INFORMATION PROVIDED:
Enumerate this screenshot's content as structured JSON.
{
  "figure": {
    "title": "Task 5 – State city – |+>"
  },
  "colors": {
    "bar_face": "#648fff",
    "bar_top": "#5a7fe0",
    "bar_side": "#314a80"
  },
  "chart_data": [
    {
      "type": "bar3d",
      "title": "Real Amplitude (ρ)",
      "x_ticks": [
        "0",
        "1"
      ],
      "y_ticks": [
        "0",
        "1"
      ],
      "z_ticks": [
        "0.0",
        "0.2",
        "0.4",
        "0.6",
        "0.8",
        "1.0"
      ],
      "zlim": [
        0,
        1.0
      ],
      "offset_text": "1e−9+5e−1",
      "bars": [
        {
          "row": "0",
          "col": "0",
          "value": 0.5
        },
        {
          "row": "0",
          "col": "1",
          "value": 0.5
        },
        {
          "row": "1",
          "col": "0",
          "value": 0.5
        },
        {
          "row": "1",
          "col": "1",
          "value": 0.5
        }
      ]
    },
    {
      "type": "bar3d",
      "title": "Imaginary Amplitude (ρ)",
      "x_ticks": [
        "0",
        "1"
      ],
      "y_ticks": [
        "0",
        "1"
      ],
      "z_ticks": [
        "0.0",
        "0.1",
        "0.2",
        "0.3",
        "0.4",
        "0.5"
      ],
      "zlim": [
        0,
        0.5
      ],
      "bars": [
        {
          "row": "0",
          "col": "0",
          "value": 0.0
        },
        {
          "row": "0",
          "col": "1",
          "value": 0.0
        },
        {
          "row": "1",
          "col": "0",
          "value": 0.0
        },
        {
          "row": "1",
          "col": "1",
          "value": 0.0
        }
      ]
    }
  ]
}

EXERCISE TASK: Write every record out again, unaltered.

THE COMPLETED TASK:
Enumerate this screenshot's content as structured JSON.
{
  "figure": {
    "title": "Task 5 – State city – |+>"
  },
  "colors": {
    "bar_face": "#648fff",
    "bar_top": "#5a7fe0",
    "bar_side": "#314a80"
  },
  "chart_data": [
    {
      "type": "bar3d",
      "title": "Real Amplitude (ρ)",
      "x_ticks": [
        "0",
        "1"
      ],
      "y_ticks": [
        "0",
        "1"
      ],
      "z_ticks": [
        "0.0",
        "0.2",
        "0.4",
        "0.6",
        "0.8",
        "1.0"
      ],
      "zlim": [
        0,
        1.0
      ],
      "offset_text": "1e−9+5e−1",
      "bars": [
        {
          "row": "0",
          "col": "0",
          "value": 0.5
        },
        {
          "row": "0",
          "col": "1",
          "value": 0.5
        },
        {
          "row": "1",
          "col": "0",
          "value": 0.5
        },
        {
          "row": "1",
          "col": "1",
          "value": 0.5
        }
      ]
    },
    {
      "type": "bar3d",
      "title": "Imaginary Amplitude (ρ)",
      "x_ticks": [
        "0",
        "1"
      ],
      "y_ticks": [
        "0",
        "1"
      ],
      "z_ticks": [
        "0.0",
        "0.1",
        "0.2",
        "0.3",
        "0.4",
        "0.5"
      ],
      "zlim": [
        0,
        0.5
      ],
      "bars": [
        {
          "row": "0",
          "col": "0",
          "value": 0.0
        },
        {
          "row": "0",
          "col": "1",
          "value": 0.0
        },
        {
          "row": "1",
          "col": "0",
          "value": 0.0
        },
        {
          "row": "1",
          "col": "1",
          "value": 0.0
        }
      ]
    }
  ]
}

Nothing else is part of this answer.